#### [Data section]
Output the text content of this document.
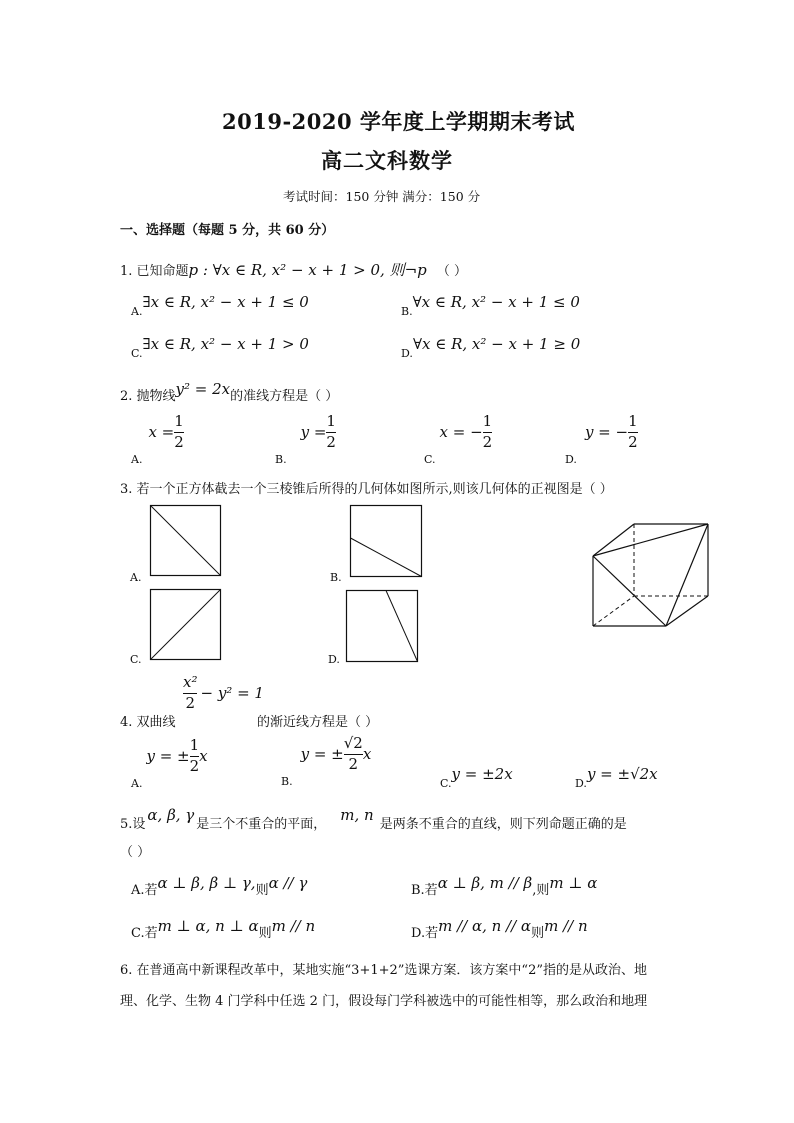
2019-2020 学年度上学期期末考试
高二文科数学
考试时间：150 分钟 满分：150 分
一、选择题（每题 5 分，共 60 分）
1. 已知命题p : ∀x ∈ R, x² − x + 1 > 0, 则¬p （ ）
$_{A.}$∃x ∈ R, x² − x + 1 ≤ 0
$_{B.}$∀x ∈ R, x² − x + 1 ≤ 0
$_{C.}$∃x ∈ R, x² − x + 1 > 0
$_{D.}$∀x ∈ R, x² − x + 1 ≥ 0
2. 抛物线y² = 2x的准线方程是（ ）
$_{A.}x = \frac{1}{2}$
$_{B.}y = \frac{1}{2}$
$_{C.}$x = − $\frac{1}{2}$
$_{D.}$y = − $\frac{1}{2}$
3. 若一个正方体截去一个三棱锥后所得的几何体如图所示,则该几何体的正视图是（ ）
A.	B.
C.	D.
$\frac{\text{x²}}{2} - y^2 = 1$
4. 双曲线	的渐近线方程是（ ）
$_{A.}$y = ± $\frac{1}{2}$ x
$_{B.}$y = ± $\frac{√2}{2}$ x
$_{C.}$y = ±2x
$_{D.}$y = ±√2x
5.设α, β, γ是三个不重合的平面，m, n是两条不重合的直线，则下列命题正确的是
（ ）
$_{A.若}$α ⊥ β, β ⊥ $\gamma,_则\alpha$ // γ	$_{B.若}$α ⊥ β, m // $\beta_{,则}m$ ⊥ α
$_{C.若}$m ⊥ α, n ⊥ $\alpha_则m$ // n	$_{D.若}$m // α, n // $\alpha_则m$ // n
6. 在普通高中新课程改革中，某地实施“3+1+2”选课方案．该方案中“2”指的是从政治、地
理、化学、生物 4 门学科中任选 2 门，假设每门学科被选中的可能性相等，那么政治和地理
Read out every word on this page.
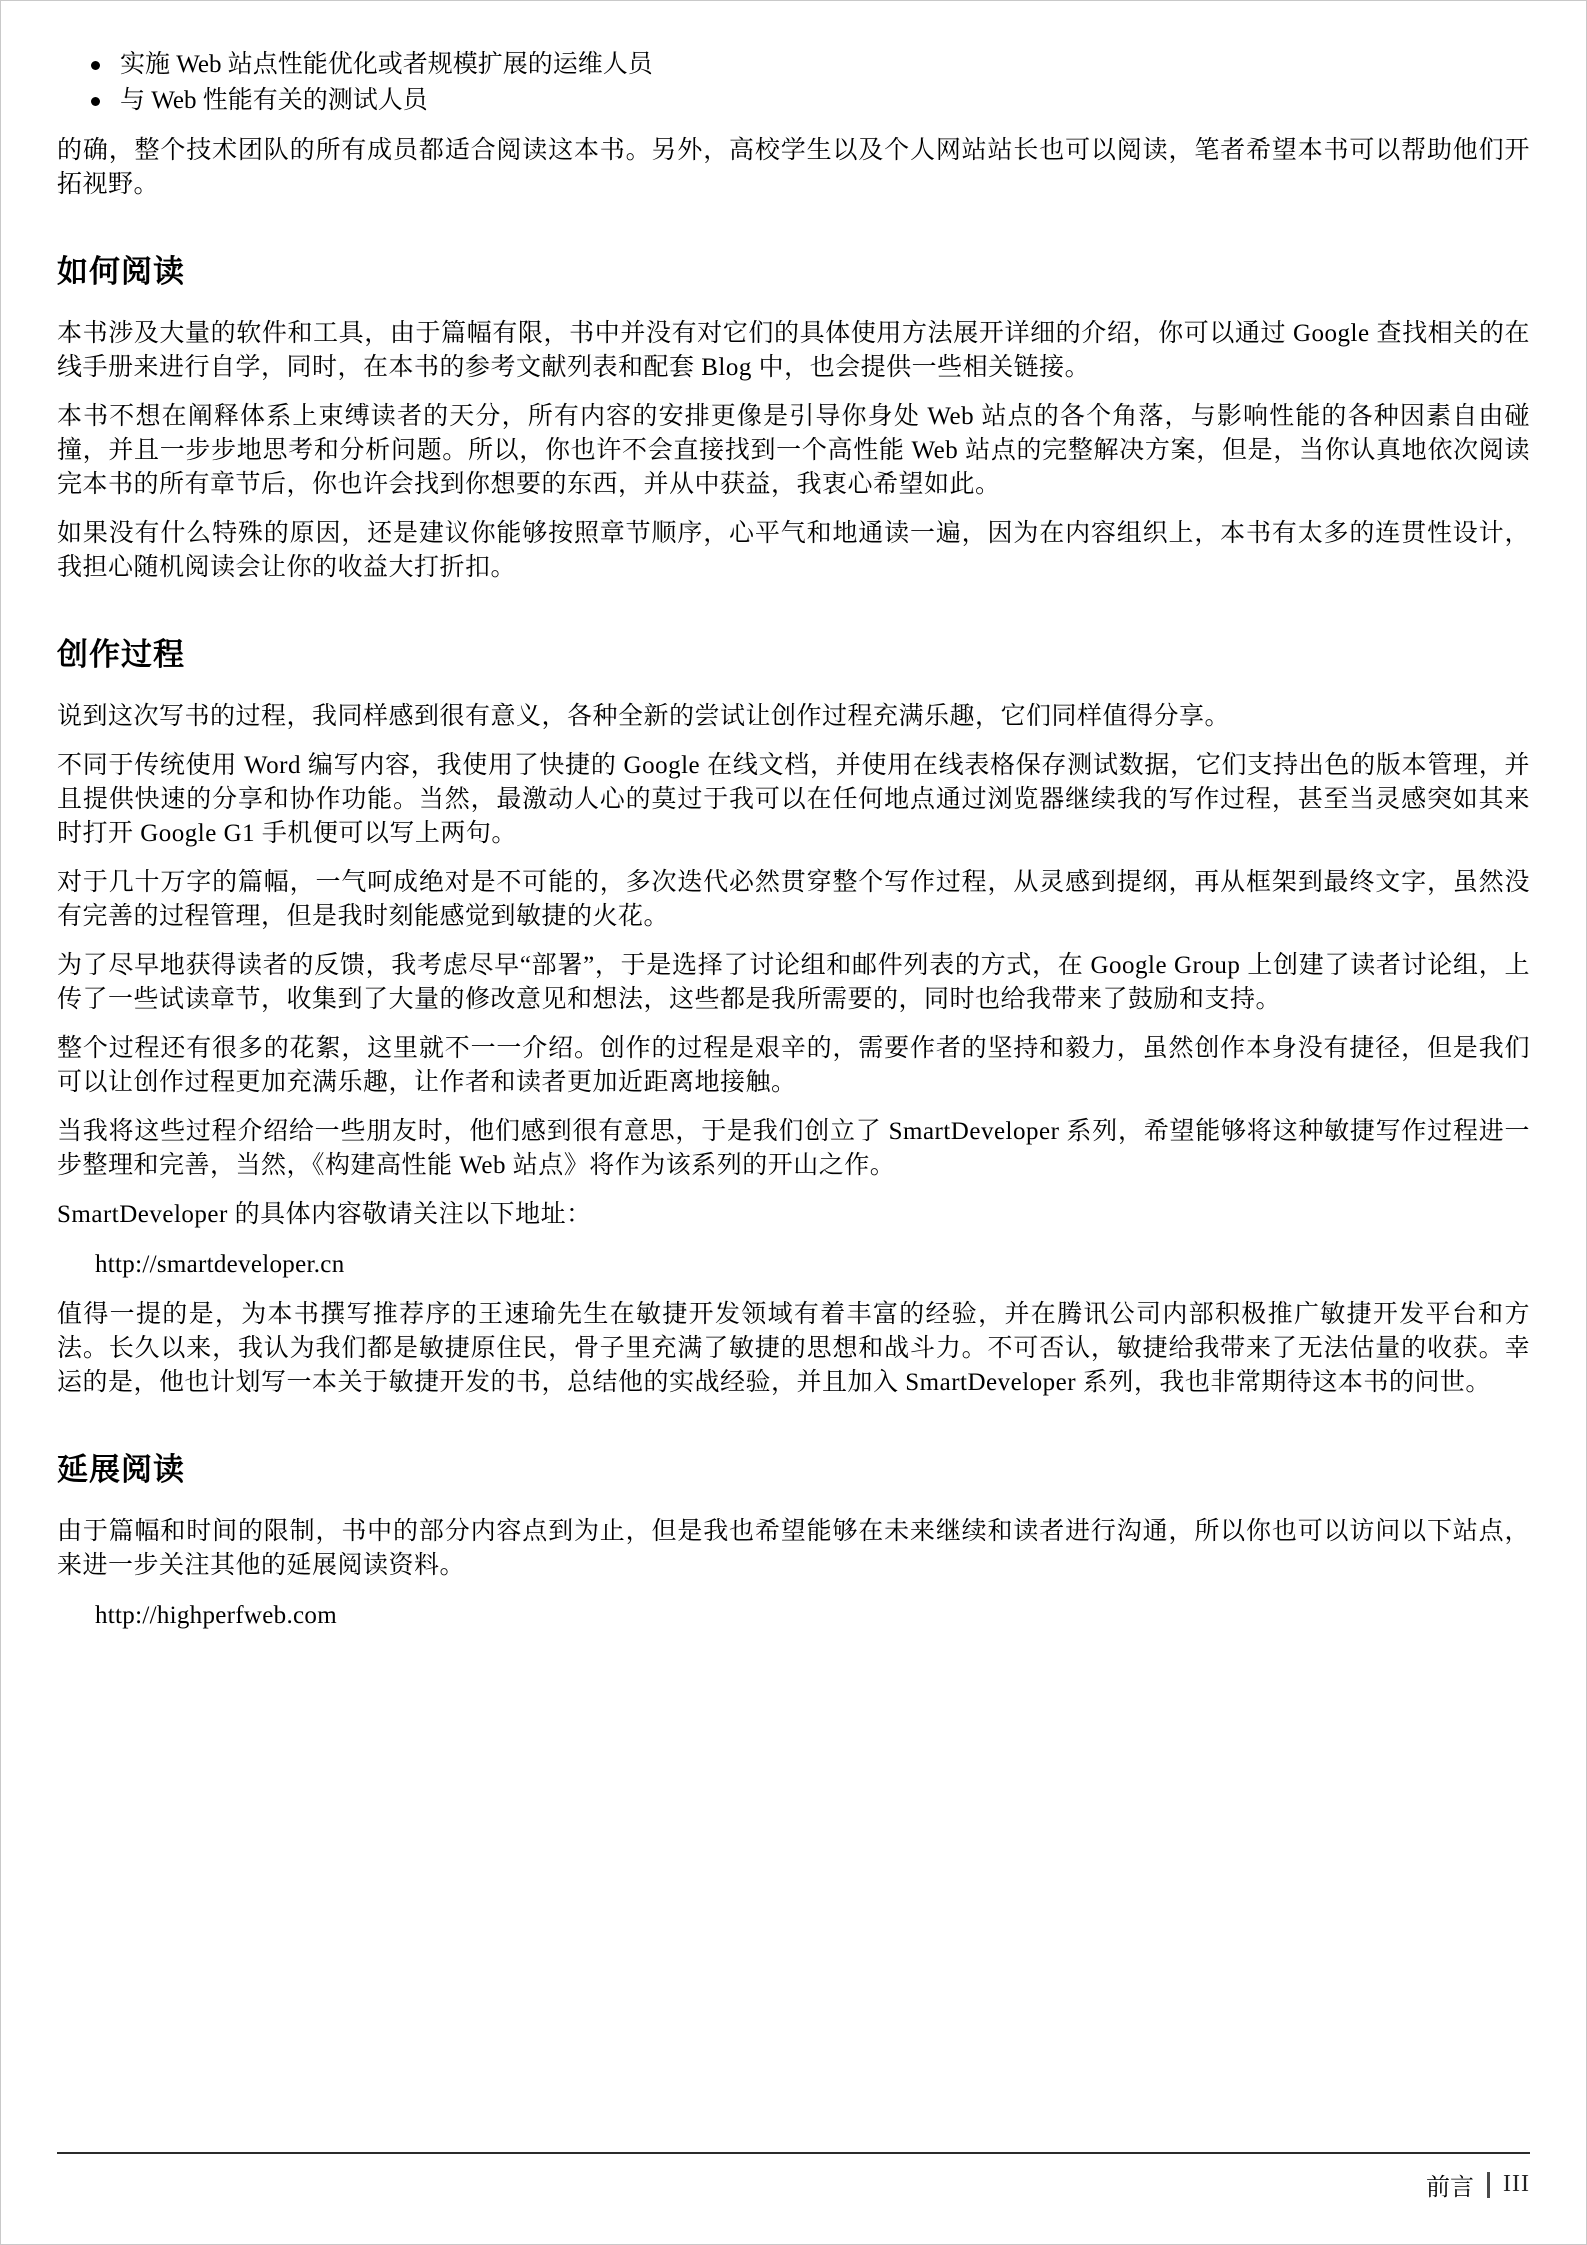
实施 Web 站点性能优化或者规模扩展的运维人员
与 Web 性能有关的测试人员

的确，整个技术团队的所有成员都适合阅读这本书。另外，高校学生以及个人网站站长也可以阅读，笔者希望本书可以帮助他们开拓视野。

如何阅读

本书涉及大量的软件和工具，由于篇幅有限，书中并没有对它们的具体使用方法展开详细的介绍，你可以通过 Google 查找相关的在线手册来进行自学，同时，在本书的参考文献列表和配套 Blog 中，也会提供一些相关链接。

本书不想在阐释体系上束缚读者的天分，所有内容的安排更像是引导你身处 Web 站点的各个角落，与影响性能的各种因素自由碰撞，并且一步步地思考和分析问题。所以，你也许不会直接找到一个高性能 Web 站点的完整解决方案，但是，当你认真地依次阅读完本书的所有章节后，你也许会找到你想要的东西，并从中获益，我衷心希望如此。

如果没有什么特殊的原因，还是建议你能够按照章节顺序，心平气和地通读一遍，因为在内容组织上，本书有太多的连贯性设计，我担心随机阅读会让你的收益大打折扣。

创作过程

说到这次写书的过程，我同样感到很有意义，各种全新的尝试让创作过程充满乐趣，它们同样值得分享。

不同于传统使用 Word 编写内容，我使用了快捷的 Google 在线文档，并使用在线表格保存测试数据，它们支持出色的版本管理，并且提供快速的分享和协作功能。当然，最激动人心的莫过于我可以在任何地点通过浏览器继续我的写作过程，甚至当灵感突如其来时打开 Google G1 手机便可以写上两句。

对于几十万字的篇幅，一气呵成绝对是不可能的，多次迭代必然贯穿整个写作过程，从灵感到提纲，再从框架到最终文字，虽然没有完善的过程管理，但是我时刻能感觉到敏捷的火花。

为了尽早地获得读者的反馈，我考虑尽早“部署”，于是选择了讨论组和邮件列表的方式，在 Google Group 上创建了读者讨论组，上传了一些试读章节，收集到了大量的修改意见和想法，这些都是我所需要的，同时也给我带来了鼓励和支持。

整个过程还有很多的花絮，这里就不一一介绍。创作的过程是艰辛的，需要作者的坚持和毅力，虽然创作本身没有捷径，但是我们可以让创作过程更加充满乐趣，让作者和读者更加近距离地接触。

当我将这些过程介绍给一些朋友时，他们感到很有意思，于是我们创立了 SmartDeveloper 系列，希望能够将这种敏捷写作过程进一步整理和完善，当然，《构建高性能 Web 站点》将作为该系列的开山之作。

SmartDeveloper 的具体内容敬请关注以下地址：

http://smartdeveloper.cn

值得一提的是，为本书撰写推荐序的王速瑜先生在敏捷开发领域有着丰富的经验，并在腾讯公司内部积极推广敏捷开发平台和方法。长久以来，我认为我们都是敏捷原住民，骨子里充满了敏捷的思想和战斗力。不可否认，敏捷给我带来了无法估量的收获。幸运的是，他也计划写一本关于敏捷开发的书，总结他的实战经验，并且加入 SmartDeveloper 系列，我也非常期待这本书的问世。

延展阅读

由于篇幅和时间的限制，书中的部分内容点到为止，但是我也希望能够在未来继续和读者进行沟通，所以你也可以访问以下站点，来进一步关注其他的延展阅读资料。

http://highperfweb.com
前言 III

#### [Task requirements]
Output all of the records exactly as they appear above, but not the pictures.

#### [Solution to this task]
Output the text content of this document.
2019-2020 学年度上学期期末考试
高二文科数学
考试时间：150 分钟 满分：150 分
一、选择题（每题 5 分，共 60 分）
1. 已知命题p : ∀x ∈ R, x² − x + 1 > 0, 则¬p （ ）
$_{A.}$∃x ∈ R, x² − x + 1 ≤ 0
$_{B.}$∀x ∈ R, x² − x + 1 ≤ 0
$_{C.}$∃x ∈ R, x² − x + 1 > 0
$_{D.}$∀x ∈ R, x² − x + 1 ≥ 0
2. 抛物线y² = 2x的准线方程是（ ）
$_{A.}x = \frac{1}{2}$
$_{B.}y = \frac{1}{2}$
$_{C.}$x = − $\frac{1}{2}$
$_{D.}$y = − $\frac{1}{2}$
3. 若一个正方体截去一个三棱锥后所得的几何体如图所示,则该几何体的正视图是（ ）
A.	B.
C.	D.
$\frac{\text{x²}}{2} - y^2 = 1$
4. 双曲线	的渐近线方程是（ ）
$_{A.}$y = ± $\frac{1}{2}$ x
$_{B.}$y = ± $\frac{√2}{2}$ x
$_{C.}$y = ±2x
$_{D.}$y = ±√2x
5.设α, β, γ是三个不重合的平面，m, n是两条不重合的直线，则下列命题正确的是
（ ）
$_{A.若}$α ⊥ β, β ⊥ $\gamma,_则\alpha$ // γ	$_{B.若}$α ⊥ β, m // $\beta_{,则}m$ ⊥ α
$_{C.若}$m ⊥ α, n ⊥ $\alpha_则m$ // n	$_{D.若}$m // α, n // $\alpha_则m$ // n
6. 在普通高中新课程改革中，某地实施“3+1+2”选课方案．该方案中“2”指的是从政治、地
理、化学、生物 4 门学科中任选 2 门，假设每门学科被选中的可能性相等，那么政治和地理
Read out every word on this page.
实施 Web 站点性能优化或者规模扩展的运维人员
与 Web 性能有关的测试人员

的确，整个技术团队的所有成员都适合阅读这本书。另外，高校学生以及个人网站站长也可以阅读，笔者希望本书可以帮助他们开拓视野。

如何阅读

本书涉及大量的软件和工具，由于篇幅有限，书中并没有对它们的具体使用方法展开详细的介绍，你可以通过 Google 查找相关的在线手册来进行自学，同时，在本书的参考文献列表和配套 Blog 中，也会提供一些相关链接。

本书不想在阐释体系上束缚读者的天分，所有内容的安排更像是引导你身处 Web 站点的各个角落，与影响性能的各种因素自由碰撞，并且一步步地思考和分析问题。所以，你也许不会直接找到一个高性能 Web 站点的完整解决方案，但是，当你认真地依次阅读完本书的所有章节后，你也许会找到你想要的东西，并从中获益，我衷心希望如此。

如果没有什么特殊的原因，还是建议你能够按照章节顺序，心平气和地通读一遍，因为在内容组织上，本书有太多的连贯性设计，我担心随机阅读会让你的收益大打折扣。

创作过程

说到这次写书的过程，我同样感到很有意义，各种全新的尝试让创作过程充满乐趣，它们同样值得分享。

不同于传统使用 Word 编写内容，我使用了快捷的 Google 在线文档，并使用在线表格保存测试数据，它们支持出色的版本管理，并且提供快速的分享和协作功能。当然，最激动人心的莫过于我可以在任何地点通过浏览器继续我的写作过程，甚至当灵感突如其来时打开 Google G1 手机便可以写上两句。

对于几十万字的篇幅，一气呵成绝对是不可能的，多次迭代必然贯穿整个写作过程，从灵感到提纲，再从框架到最终文字，虽然没有完善的过程管理，但是我时刻能感觉到敏捷的火花。

为了尽早地获得读者的反馈，我考虑尽早“部署”，于是选择了讨论组和邮件列表的方式，在 Google Group 上创建了读者讨论组，上传了一些试读章节，收集到了大量的修改意见和想法，这些都是我所需要的，同时也给我带来了鼓励和支持。

整个过程还有很多的花絮，这里就不一一介绍。创作的过程是艰辛的，需要作者的坚持和毅力，虽然创作本身没有捷径，但是我们可以让创作过程更加充满乐趣，让作者和读者更加近距离地接触。

当我将这些过程介绍给一些朋友时，他们感到很有意思，于是我们创立了 SmartDeveloper 系列，希望能够将这种敏捷写作过程进一步整理和完善，当然，《构建高性能 Web 站点》将作为该系列的开山之作。

SmartDeveloper 的具体内容敬请关注以下地址：

http://smartdeveloper.cn

值得一提的是，为本书撰写推荐序的王速瑜先生在敏捷开发领域有着丰富的经验，并在腾讯公司内部积极推广敏捷开发平台和方法。长久以来，我认为我们都是敏捷原住民，骨子里充满了敏捷的思想和战斗力。不可否认，敏捷给我带来了无法估量的收获。幸运的是，他也计划写一本关于敏捷开发的书，总结他的实战经验，并且加入 SmartDeveloper 系列，我也非常期待这本书的问世。

延展阅读

由于篇幅和时间的限制，书中的部分内容点到为止，但是我也希望能够在未来继续和读者进行沟通，所以你也可以访问以下站点，来进一步关注其他的延展阅读资料。

http://highperfweb.com
前言 III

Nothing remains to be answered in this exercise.